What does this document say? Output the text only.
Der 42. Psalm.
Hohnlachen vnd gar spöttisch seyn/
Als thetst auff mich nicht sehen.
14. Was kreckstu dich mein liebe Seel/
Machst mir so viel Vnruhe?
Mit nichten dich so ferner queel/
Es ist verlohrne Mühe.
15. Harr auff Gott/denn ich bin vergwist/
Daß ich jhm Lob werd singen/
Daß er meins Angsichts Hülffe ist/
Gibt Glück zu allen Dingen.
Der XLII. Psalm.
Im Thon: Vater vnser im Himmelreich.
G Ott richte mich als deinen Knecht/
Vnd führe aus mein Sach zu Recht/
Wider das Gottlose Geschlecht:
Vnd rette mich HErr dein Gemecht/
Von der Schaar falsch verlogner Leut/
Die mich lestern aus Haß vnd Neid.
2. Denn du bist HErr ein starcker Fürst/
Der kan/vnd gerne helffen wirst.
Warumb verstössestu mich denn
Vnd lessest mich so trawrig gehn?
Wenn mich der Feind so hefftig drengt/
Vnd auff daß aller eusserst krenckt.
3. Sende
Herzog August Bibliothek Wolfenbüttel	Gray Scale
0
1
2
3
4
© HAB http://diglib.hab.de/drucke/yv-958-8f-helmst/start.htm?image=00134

++++++++++

### Set problem
Report only how many lines in the listing contain the string "HErr".

### Task result
2